Ekranda mağduriyet edebiyatı

Güncelleme Tarihi:

Ekranda mağduriyet edebiyatı
Oluşturulma Tarihi: Nisan 07, 2017 13:09

Show TV’nin yeni dizisi ‘Bir Deli Sevda’ güçlü oyuncu kadrosuna rağmen izleme zevkini neşesizliğiyle, umutsuzluğuyla gölgeliyor. Son zamanların talihsiz trendlerine boyun eğiyor.

Haberin Devamı

1. BİR ZENGİNLİK HURAFESİ

Bizim dizilerimizde sevgi yalnızca yoksullara mahsustur. Zenginler çekirdek aileden uzak, akrabadan, dosttan iş ortaklarına kadar her şeyi büyük bir sahtelik, yalan ve acımasızlık içinde yaşarlar. Kimse kimsenin gözünün yaşına bakmaz. ‘Bir Deli Sevda’da başrol annemiz Nermin astımlı astımlı kan ter içinde koridorlara paspas yaparken üzerine hırlayan kürklü, topuklu kadın (çünkü bütün zenginler kürk giyer!) tipik bir zengin-yoksul çatışması ve maalesef Türk dizilerinin atardamarı artık. Arabesk mağduriyetleriyle hırslanan yoksullar, hep insanlıktan çıkmış zenginlere bileniyorlar. ‘Bir Deli Sevda’ da farksız. Esas oğlan Mehmet de epey zengin ve onu sevmemize imkân tanımayacak kadar intikam hırsı ve acımasızlıkla dolu. Tüm karakterler ektikleri sevgisizliği biçerek kara delik gibi neşemizi çekiyorlar.

════════════════════

__Verilen Görev A__
Kaynak metinde “Bizim dizilerimizde sevgi” sözleriyle başlayan paragrafı, temel bilgilerini koruyarak madde madde yeniden yazınız.

════════════════════

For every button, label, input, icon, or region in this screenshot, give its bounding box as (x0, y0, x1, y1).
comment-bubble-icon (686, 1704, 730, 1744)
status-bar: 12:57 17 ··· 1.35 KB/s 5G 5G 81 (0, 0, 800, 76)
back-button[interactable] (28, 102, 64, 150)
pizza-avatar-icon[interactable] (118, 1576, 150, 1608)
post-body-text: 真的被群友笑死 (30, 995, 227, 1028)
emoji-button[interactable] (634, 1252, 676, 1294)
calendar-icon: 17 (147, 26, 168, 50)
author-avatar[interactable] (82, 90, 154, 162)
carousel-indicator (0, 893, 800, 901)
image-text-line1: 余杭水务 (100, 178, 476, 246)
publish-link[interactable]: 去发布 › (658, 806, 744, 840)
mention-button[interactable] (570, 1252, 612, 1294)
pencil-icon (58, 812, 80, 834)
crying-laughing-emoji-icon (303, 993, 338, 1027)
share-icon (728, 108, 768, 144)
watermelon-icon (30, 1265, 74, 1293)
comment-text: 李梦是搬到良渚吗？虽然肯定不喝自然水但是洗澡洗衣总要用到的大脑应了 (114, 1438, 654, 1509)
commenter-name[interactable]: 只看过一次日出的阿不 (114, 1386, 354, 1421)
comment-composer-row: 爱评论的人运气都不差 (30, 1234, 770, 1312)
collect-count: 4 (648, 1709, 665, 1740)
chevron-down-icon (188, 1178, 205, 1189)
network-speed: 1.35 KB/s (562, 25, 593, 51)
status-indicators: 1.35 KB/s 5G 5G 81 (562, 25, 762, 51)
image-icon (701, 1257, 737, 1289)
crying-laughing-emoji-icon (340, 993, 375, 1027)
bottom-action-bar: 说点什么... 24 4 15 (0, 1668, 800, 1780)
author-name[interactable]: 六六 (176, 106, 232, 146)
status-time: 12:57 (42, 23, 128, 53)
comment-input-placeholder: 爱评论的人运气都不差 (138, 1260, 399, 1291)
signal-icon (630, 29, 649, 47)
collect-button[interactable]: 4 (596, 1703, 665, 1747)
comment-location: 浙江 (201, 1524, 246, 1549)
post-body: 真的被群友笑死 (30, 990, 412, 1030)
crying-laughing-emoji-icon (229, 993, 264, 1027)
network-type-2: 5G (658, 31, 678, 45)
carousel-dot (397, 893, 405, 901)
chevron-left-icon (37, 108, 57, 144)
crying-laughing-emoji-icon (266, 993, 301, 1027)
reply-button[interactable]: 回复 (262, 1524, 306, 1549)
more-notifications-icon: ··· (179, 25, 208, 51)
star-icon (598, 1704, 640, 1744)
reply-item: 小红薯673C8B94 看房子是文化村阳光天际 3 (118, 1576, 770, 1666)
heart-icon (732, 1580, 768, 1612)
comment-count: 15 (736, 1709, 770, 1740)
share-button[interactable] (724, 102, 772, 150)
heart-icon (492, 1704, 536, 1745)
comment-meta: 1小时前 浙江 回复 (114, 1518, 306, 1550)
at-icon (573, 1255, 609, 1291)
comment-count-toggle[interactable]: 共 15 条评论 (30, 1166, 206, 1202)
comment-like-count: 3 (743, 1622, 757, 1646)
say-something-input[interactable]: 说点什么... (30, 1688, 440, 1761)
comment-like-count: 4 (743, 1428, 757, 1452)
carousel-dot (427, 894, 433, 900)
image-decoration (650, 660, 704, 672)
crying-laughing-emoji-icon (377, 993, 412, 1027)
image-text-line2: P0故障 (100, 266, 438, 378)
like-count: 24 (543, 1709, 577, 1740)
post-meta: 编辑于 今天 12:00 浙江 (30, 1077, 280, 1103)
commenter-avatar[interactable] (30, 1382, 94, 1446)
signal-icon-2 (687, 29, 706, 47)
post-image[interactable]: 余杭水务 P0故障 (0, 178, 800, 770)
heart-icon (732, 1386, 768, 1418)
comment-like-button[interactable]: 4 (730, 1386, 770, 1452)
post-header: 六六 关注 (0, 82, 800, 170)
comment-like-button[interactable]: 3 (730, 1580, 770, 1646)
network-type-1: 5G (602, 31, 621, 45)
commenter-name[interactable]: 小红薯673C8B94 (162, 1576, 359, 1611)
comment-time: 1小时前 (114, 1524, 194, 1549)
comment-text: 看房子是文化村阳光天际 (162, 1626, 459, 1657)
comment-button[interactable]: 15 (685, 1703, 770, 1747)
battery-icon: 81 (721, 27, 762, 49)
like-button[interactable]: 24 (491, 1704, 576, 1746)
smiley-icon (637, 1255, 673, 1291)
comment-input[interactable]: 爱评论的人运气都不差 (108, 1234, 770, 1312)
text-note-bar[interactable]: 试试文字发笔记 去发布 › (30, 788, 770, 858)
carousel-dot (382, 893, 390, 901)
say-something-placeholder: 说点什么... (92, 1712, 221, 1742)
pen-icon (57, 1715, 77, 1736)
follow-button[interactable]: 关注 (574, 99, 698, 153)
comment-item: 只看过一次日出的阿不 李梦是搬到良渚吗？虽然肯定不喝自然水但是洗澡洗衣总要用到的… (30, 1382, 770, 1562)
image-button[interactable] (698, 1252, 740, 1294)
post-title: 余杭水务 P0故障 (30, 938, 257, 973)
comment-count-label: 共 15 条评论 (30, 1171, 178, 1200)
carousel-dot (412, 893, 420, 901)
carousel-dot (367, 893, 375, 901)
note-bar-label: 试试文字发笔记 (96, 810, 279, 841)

════════════════════

__Verilen Görev B__
Kayıtların başından “crying-laughing-emoji-icon (266, 993, 301, 1027)” ifadesini içeren satıra kadarki kısmı, her iki uç dahil, hiçbir değişiklik yapmadan çıktı olarak veriniz.

__Görev Çözümü A__
- Türk dizilerinde sevgi yalnızca yoksullara mahsustur.
- Zenginler çekirdek aileden uzaktır. Akrabadan ve dosttan iş ortaklarına kadar her ilişkiyi sahtelik, yalan ve acımasızlık içinde yaşarlar.
- 'Bir Deli Sevda'da astımlı başrol annesi Nermin koridorlara paspas yaparken kürklü, topuklu bir kadın ona hırlar. Bu sahne tipik bir zengin-yoksul çatışmasıdır ve bu çatışma artık Türk dizilerinin atardamarıdır.
- Arabesk mağduriyetleriyle hırslanan yoksullar, insanlıktan çıkmış zenginlere bilenir. 'Bir Deli Sevda' da bu açıdan farksızdır.
- Esas oğlan Mehmet epey zengindir. İntikam hırsı ve acımasızlıkla o kadar doludur ki sevilmesi imkânsızdır.
- Tüm karakterler ektikleri sevgisizliği biçer ve izleyicinin neşesini kara delik gibi çeker.

__Görev Çözümü B__
For every button, label, input, icon, or region in this screenshot, give its bounding box as (x0, y0, x1, y1).
comment-bubble-icon (686, 1704, 730, 1744)
status-bar: 12:57 17 ··· 1.35 KB/s 5G 5G 81 (0, 0, 800, 76)
back-button[interactable] (28, 102, 64, 150)
pizza-avatar-icon[interactable] (118, 1576, 150, 1608)
post-body-text: 真的被群友笑死 (30, 995, 227, 1028)
emoji-button[interactable] (634, 1252, 676, 1294)
calendar-icon: 17 (147, 26, 168, 50)
author-avatar[interactable] (82, 90, 154, 162)
carousel-indicator (0, 893, 800, 901)
image-text-line1: 余杭水务 (100, 178, 476, 246)
publish-link[interactable]: 去发布 › (658, 806, 744, 840)
mention-button[interactable] (570, 1252, 612, 1294)
pencil-icon (58, 812, 80, 834)
crying-laughing-emoji-icon (303, 993, 338, 1027)
share-icon (728, 108, 768, 144)
watermelon-icon (30, 1265, 74, 1293)
comment-text: 李梦是搬到良渚吗？虽然肯定不喝自然水但是洗澡洗衣总要用到的大脑应了 (114, 1438, 654, 1509)
commenter-name[interactable]: 只看过一次日出的阿不 (114, 1386, 354, 1421)
comment-composer-row: 爱评论的人运气都不差 (30, 1234, 770, 1312)
collect-count: 4 (648, 1709, 665, 1740)
chevron-down-icon (188, 1178, 205, 1189)
network-speed: 1.35 KB/s (562, 25, 593, 51)
status-indicators: 1.35 KB/s 5G 5G 81 (562, 25, 762, 51)
image-icon (701, 1257, 737, 1289)
crying-laughing-emoji-icon (340, 993, 375, 1027)
bottom-action-bar: 说点什么... 24 4 15 (0, 1668, 800, 1780)
author-name[interactable]: 六六 (176, 106, 232, 146)
status-time: 12:57 (42, 23, 128, 53)
comment-input-placeholder: 爱评论的人运气都不差 (138, 1260, 399, 1291)
signal-icon (630, 29, 649, 47)
collect-button[interactable]: 4 (596, 1703, 665, 1747)
comment-location: 浙江 (201, 1524, 246, 1549)
post-body: 真的被群友笑死 (30, 990, 412, 1030)
crying-laughing-emoji-icon (229, 993, 264, 1027)
network-type-2: 5G (658, 31, 678, 45)
carousel-dot (397, 893, 405, 901)
chevron-left-icon (37, 108, 57, 144)
crying-laughing-emoji-icon (266, 993, 301, 1027)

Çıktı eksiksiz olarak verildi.